◆ PROBLEM:
Reading down the listing below, count the lines where the word "text" shows up, then give only that count.

◆ EXTRACTED DATA:
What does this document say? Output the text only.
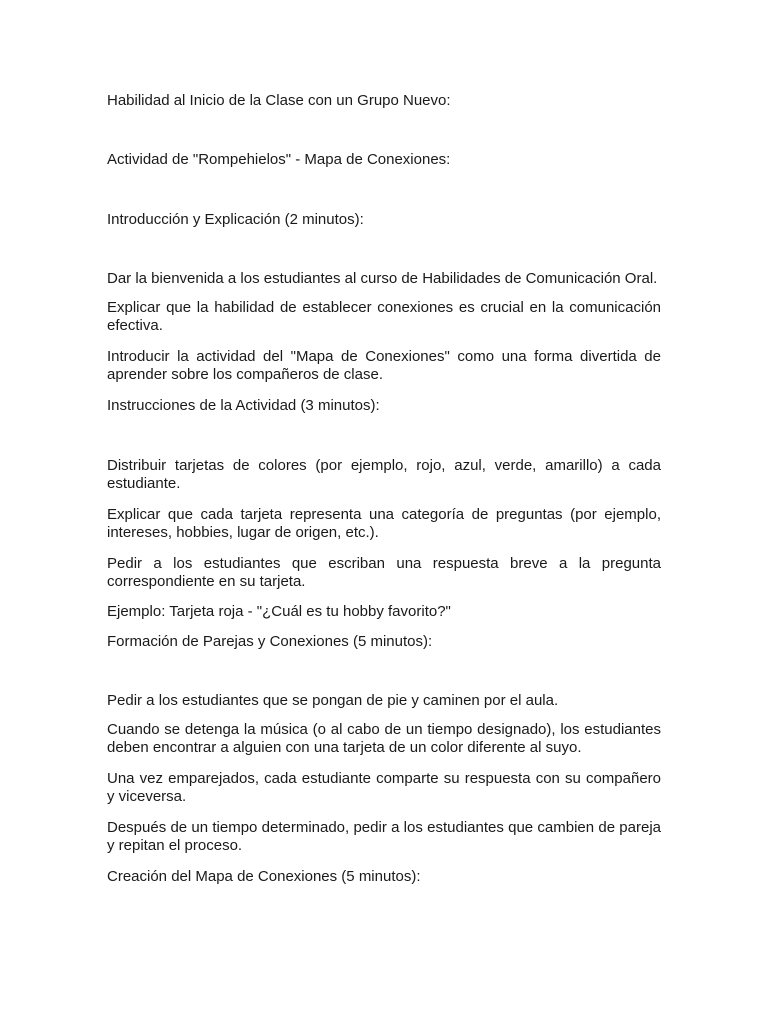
Habilidad al Inicio de la Clase con un Grupo Nuevo:

Actividad de "Rompehielos" - Mapa de Conexiones:

Introducción y Explicación (2 minutos):

Dar la bienvenida a los estudiantes al curso de Habilidades de Comunicación Oral.

Explicar que la habilidad de establecer conexiones es crucial en la comunicación efectiva.

Introducir la actividad del "Mapa de Conexiones" como una forma divertida de aprender sobre los compañeros de clase.

Instrucciones de la Actividad (3 minutos):

Distribuir tarjetas de colores (por ejemplo, rojo, azul, verde, amarillo) a cada estudiante.

Explicar que cada tarjeta representa una categoría de preguntas (por ejemplo, intereses, hobbies, lugar de origen, etc.).

Pedir a los estudiantes que escriban una respuesta breve a la pregunta correspondiente en su tarjeta.

Ejemplo: Tarjeta roja - "¿Cuál es tu hobby favorito?"

Formación de Parejas y Conexiones (5 minutos):

Pedir a los estudiantes que se pongan de pie y caminen por el aula.

Cuando se detenga la música (o al cabo de un tiempo designado), los estudiantes deben encontrar a alguien con una tarjeta de un color diferente al suyo.

Una vez emparejados, cada estudiante comparte su respuesta con su compañero y viceversa.

Después de un tiempo determinado, pedir a los estudiantes que cambien de pareja y repitan el proceso.

Creación del Mapa de Conexiones (5 minutos):
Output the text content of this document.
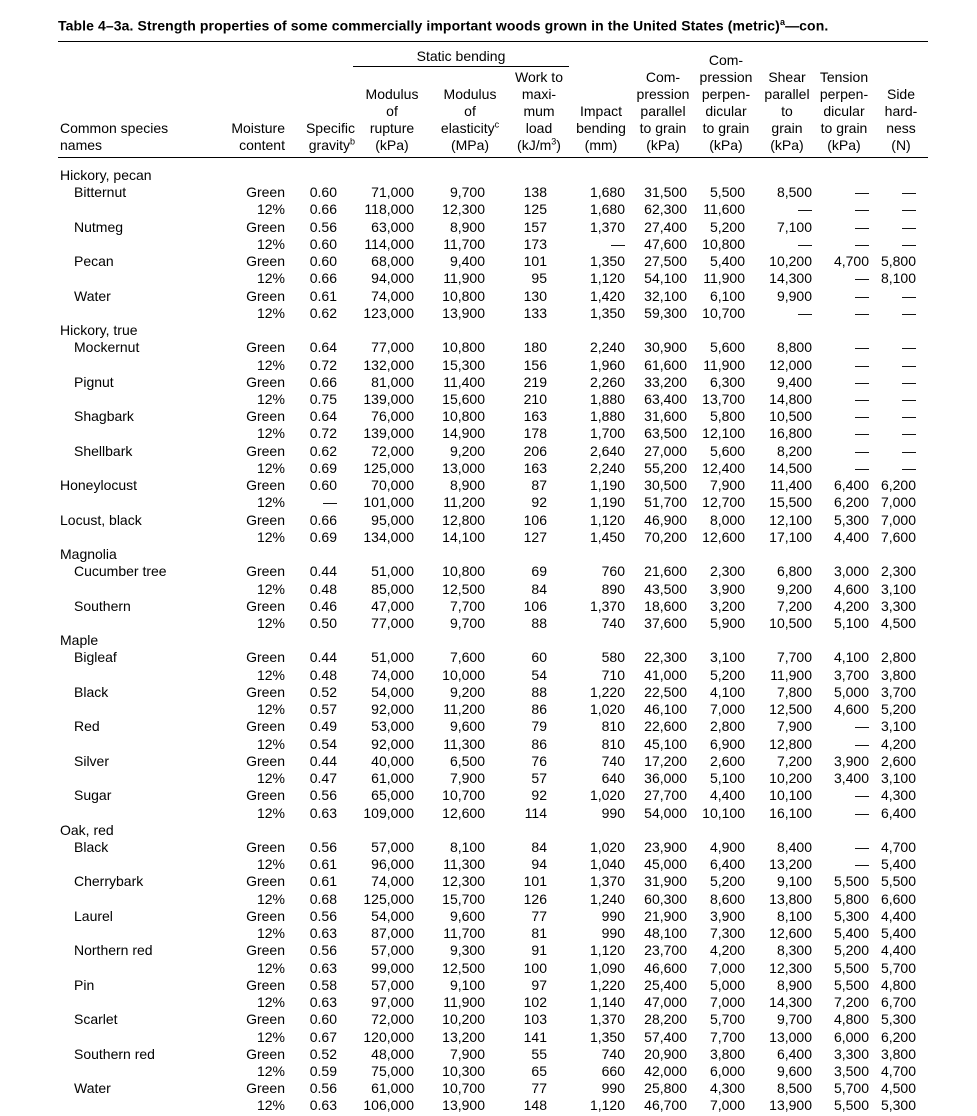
Table 4–3a. Strength properties of some commercially important woods grown in the United States (metric)$^a$—con.
Static bending
Common species
names
Moisture
content
Specific
gravity$^b$
Modulus
of
rupture
(kPa)
Modulus
of
elasticity$^c$
(MPa)
Work to
maxi-
mum
load
$(kJ/m^3)$
Impact
bending
(mm)
Com-
pression
parallel
to grain
(kPa)
Com-
pression
perpen-
dicular
to grain
(kPa)
Shear
parallel
to
grain
(kPa)
Tension
perpen-
dicular
to grain
(kPa)
Side
hard-
ness
(N)
Hickory, pecan
Bitternut	Green	0.60	71,000	9,700	138	1,680	31,500	5,500	8,500	—	—
12%	0.66	118,000	12,300	125	1,680	62,300	11,600	—	—	—
Nutmeg	Green	0.56	63,000	8,900	157	1,370	27,400	5,200	7,100	—	—
12%	0.60	114,000	11,700	173	—	47,600	10,800	—	—	—
Pecan	Green	0.60	68,000	9,400	101	1,350	27,500	5,400	10,200	4,700 5,800
12%	0.66	94,000	11,900	95	1,120	54,100	11,900	14,300	— 8,100
Water	Green	0.61	74,000	10,800	130	1,420	32,100	6,100	9,900	—	—
12%	0.62	123,000	13,900	133	1,350	59,300	10,700	—	—	—
Hickory, true
Mockernut	Green	0.64	77,000	10,800	180	2,240	30,900	5,600	8,800	—	—
12%	0.72	132,000	15,300	156	1,960	61,600	11,900	12,000	—	—
Pignut	Green	0.66	81,000	11,400	219	2,260	33,200	6,300	9,400	—	—
12%	0.75	139,000	15,600	210	1,880	63,400	13,700	14,800	—	—
Shagbark	Green	0.64	76,000	10,800	163	1,880	31,600	5,800	10,500	—	—
12%	0.72	139,000	14,900	178	1,700	63,500	12,100	16,800	—	—
Shellbark	Green	0.62	72,000	9,200	206	2,640	27,000	5,600	8,200	—	—
12%	0.69	125,000	13,000	163	2,240	55,200	12,400	14,500	—	—
Honeylocust	Green	0.60	70,000	8,900	87	1,190	30,500	7,900	11,400	6,400 6,200
12%	—	101,000	11,200	92	1,190	51,700	12,700	15,500	6,200 7,000
Locust, black	Green	0.66	95,000	12,800	106	1,120	46,900	8,000	12,100	5,300 7,000
12%	0.69	134,000	14,100	127	1,450	70,200	12,600	17,100	4,400 7,600
Magnolia
Cucumber tree	Green	0.44	51,000	10,800	69	760	21,600	2,300	6,800	3,000 2,300
12%	0.48	85,000	12,500	84	890	43,500	3,900	9,200	4,600 3,100
Southern	Green	0.46	47,000	7,700	106	1,370	18,600	3,200	7,200	4,200 3,300
12%	0.50	77,000	9,700	88	740	37,600	5,900	10,500	5,100 4,500
Maple
Bigleaf	Green	0.44	51,000	7,600	60	580	22,300	3,100	7,700	4,100 2,800
12%	0.48	74,000	10,000	54	710	41,000	5,200	11,900	3,700 3,800
Black	Green	0.52	54,000	9,200	88	1,220	22,500	4,100	7,800	5,000 3,700
12%	0.57	92,000	11,200	86	1,020	46,100	7,000	12,500	4,600 5,200
Red	Green	0.49	53,000	9,600	79	810	22,600	2,800	7,900	— 3,100
12%	0.54	92,000	11,300	86	810	45,100	6,900	12,800	— 4,200
Silver	Green	0.44	40,000	6,500	76	740	17,200	2,600	7,200	3,900 2,600
12%	0.47	61,000	7,900	57	640	36,000	5,100	10,200	3,400 3,100
Sugar	Green	0.56	65,000	10,700	92	1,020	27,700	4,400	10,100	— 4,300
12%	0.63	109,000	12,600	114	990	54,000	10,100	16,100	— 6,400
Oak, red
Black	Green	0.56	57,000	8,100	84	1,020	23,900	4,900	8,400	— 4,700
12%	0.61	96,000	11,300	94	1,040	45,000	6,400	13,200	— 5,400
Cherrybark	Green	0.61	74,000	12,300	101	1,370	31,900	5,200	9,100	5,500 5,500
12%	0.68	125,000	15,700	126	1,240	60,300	8,600	13,800	5,800 6,600
Laurel	Green	0.56	54,000	9,600	77	990	21,900	3,900	8,100	5,300 4,400
12%	0.63	87,000	11,700	81	990	48,100	7,300	12,600	5,400 5,400
Northern red	Green	0.56	57,000	9,300	91	1,120	23,700	4,200	8,300	5,200 4,400
12%	0.63	99,000	12,500	100	1,090	46,600	7,000	12,300	5,500 5,700
Pin	Green	0.58	57,000	9,100	97	1,220	25,400	5,000	8,900	5,500 4,800
12%	0.63	97,000	11,900	102	1,140	47,000	7,000	14,300	7,200 6,700
Scarlet	Green	0.60	72,000	10,200	103	1,370	28,200	5,700	9,700	4,800 5,300
12%	0.67	120,000	13,200	141	1,350	57,400	7,700	13,000	6,000 6,200
Southern red	Green	0.52	48,000	7,900	55	740	20,900	3,800	6,400	3,300 3,800
12%	0.59	75,000	10,300	65	660	42,000	6,000	9,600	3,500 4,700
Water	Green	0.56	61,000	10,700	77	990	25,800	4,300	8,500	5,700 4,500
12%	0.63	106,000	13,900	148	1,120	46,700	7,000	13,900	5,500 5,300
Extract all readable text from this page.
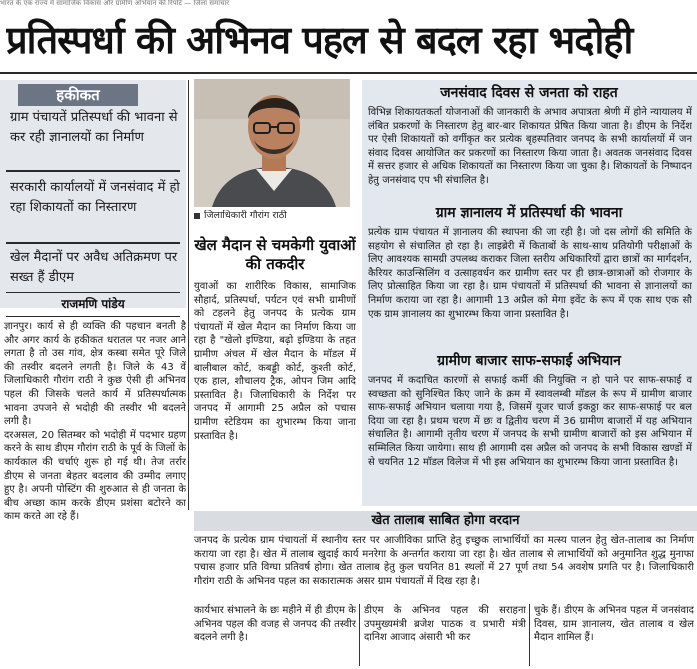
भारत के एक राज्य में सामाजिक विकास और ग्रामीण अभियान की रिपोर्ट — जिला समाचार
प्रतिस्पर्धा की अभिनव पहल से बदल रहा भदोही
हकीकत
ग्राम पंचायतें प्रतिस्पर्धा की भावना से कर रही ज्ञानालयों का निर्माण
सरकारी कार्यालयों में जनसंवाद में हो रहा शिकायतों का निस्तारण
खेल मैदानों पर अवैध अतिक्रमण पर सख्त हैं डीएम
राजमणि पांडेय
ज्ञानपुर। कार्य से ही व्यक्ति की पहचान बनती है और अगर कार्य के हकीकत धरातल पर नजर आने लगता है तो उस गांव, क्षेत्र कस्बा समेत पूरे जिले की तस्वीर बदलने लगती है। जिले के 43 वें जिलाधिकारी गौरांग राठी ने कुछ ऐसी ही अभिनव पहल की जिसके चलते कार्य में प्रतिस्पर्धात्मक भावना उपजने से भदोही की तस्वीर भी बदलने लगी है।
दरअसल, 20 सितम्बर को भदोही में पदभार ग्रहण करने के साथ डीएम गौरांग राठी के पूर्व के जिलों के कार्यकाल की चर्चाएं शुरू हो गई थी। तेज तर्रार डीएम से जनता बेहतर बदलाव की उम्मीद लगाए हुए है। अपनी पोस्टिंग की शुरुआत से ही जनता के बीच अच्छा काम करके डीएम प्रशंसा बटोरने का काम करते आ रहे हैं।
जिलाधिकारी गौरांग राठी
खेल मैदान से चमकेगी युवाओं की तकदीर
युवाओं का शारीरिक विकास, सामाजिक सौहार्द, प्रतिस्पर्धा, पर्यटन एवं सभी ग्रामीणों को टहलने हेतु जनपद के प्रत्येक ग्राम पंचायतों में खेल मैदान का निर्माण किया जा रहा है "खेलो इण्डिया, बढ़ो इण्डिया के तहत ग्रामीण अंचल में खेल मैदान के मॉडल में बालीबाल कोर्ट, कबड्डी कोर्ट, कुश्ती कोर्ट, एक हाल, शौचालय ट्रैक, ओपन जिम आदि प्रस्तावित है। जिलाधिकारी के निर्देश पर जनपद में आगामी 25 अप्रैल को पचास ग्रामीण स्टेडियम का शुभारम्भ किया जाना प्रस्तावित है।
जनसंवाद दिवस से जनता को राहत
विभिन्न शिकायतकर्ता योजनाओं की जानकारी के अभाव अपात्रता श्रेणी में होने न्यायालय में लंबित प्रकरणों के निस्तारण हेतु बार-बार शिकायत प्रेषित किया जाता है। डीएम के निर्देश पर ऐसी शिकायतों को वर्गीकृत कर प्रत्येक बृहस्पतिवार जनपद के सभी कार्यालयों में जन संवाद दिवस आयोजित कर प्रकरणों का निस्तारण किया जाता है। अवतक जनसंवाद दिवस में सत्तर हजार से अधिक शिकायतों का निस्तारण किया जा चुका है। शिकायतों के निष्पादन हेतु जनसंवाद एप भी संचालित है।
ग्राम ज्ञानालय में प्रतिस्पर्धा की भावना
प्रत्येक ग्राम पंचायत में ज्ञानालय की स्थापना की जा रही है। जो दस लोगों की समिति के सहयोग से संचालित हो रहा है। लाइब्रेरी में किताबों के साथ-साथ प्रतियोगी परीक्षाओं के लिए आवश्यक सामग्री उपलब्ध कराकर जिला स्तरीय अधिकारियों द्वारा छात्रों का मार्गदर्शन, कैरियर काउन्सिलिंग व उत्साहवर्धन कर ग्रामीण स्तर पर ही छात्र-छात्राओं को रोजगार के लिए प्रोत्साहित किया जा रहा है। ग्राम पंचायतों में प्रतिस्पर्धा की भावना से ज्ञानालयों का निर्माण कराया जा रहा है। आगामी 13 अप्रैल को मेगा इवेंट के रूप में एक साथ एक सौ एक ग्राम ज्ञानालय का शुभारम्भ किया जाना प्रस्तावित है।
ग्रामीण बाजार साफ-सफाई अभियान
जनपद में कदाचित कारणों से सफाई कर्मी की नियुक्ति न हो पाने पर साफ-सफाई व स्वच्छता को सुनिश्चित किए जाने के क्रम में स्वावलम्बी मॉडल के रूप में ग्रामीण बाजार साफ-सफाई अभियान चलाया गया है, जिसमें यूजर चार्ज इकठ्ठा कर साफ-सफाई पर बल दिया जा रहा है। प्रथम चरण में छः व द्वितीय चरण में 36 ग्रामीण बाजारों में यह अभियान संचालित है। आगामी तृतीय चरण में जनपद के सभी ग्रामीण बाजारों को इस अभियान में सम्मिलित किया जायेगा। साथ ही आगामी दस अप्रैल को जनपद के सभी विकास खण्डों में से चयनित 12 मॉडल विलेज में भी इस अभियान का शुभारम्भ किया जाना प्रस्तावित है।
खेत तालाब साबित होगा वरदान
जनपद के प्रत्येक ग्राम पंचायतों में स्थानीय स्तर पर आजीविका प्राप्ति हेतु इच्छुक लाभार्थियों का मत्स्य पालन हेतु खेत-तालाब का निर्माण कराया जा रहा है। खेत में तालाब खुदाई कार्य मनरेगा के अन्तर्गत कराया जा रहा है। खेत तालाब से लाभार्थियों को अनुमानित शुद्ध मुनाफा पचास हजार प्रति विग्घा प्रतिवर्ष होगा। खेत तालाब हेतु कुल चयनित 81 स्थलों में 27 पूर्ण तथा 54 अवशेष प्रगति पर है। जिलाधिकारी गौरांग राठी के अभिनव पहल का सकारात्मक असर ग्राम पंचायतों में दिख रहा है।
कार्यभार संभालने के छः महीने में ही डीएम के अभिनव पहल की वजह से जनपद की तस्वीर बदलने लगी है।
डीएम के अभिनव पहल की सराहना उपमुख्यमंत्री ब्रजेश पाठक व प्रभारी मंत्री दानिश आजाद अंसारी भी कर
चुके हैं। डीएम के अभिनव पहल में जनसंवाद दिवस, ग्राम ज्ञानालय, खेत तालाब व खेल मैदान शामिल हैं।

◆ RESULT:
3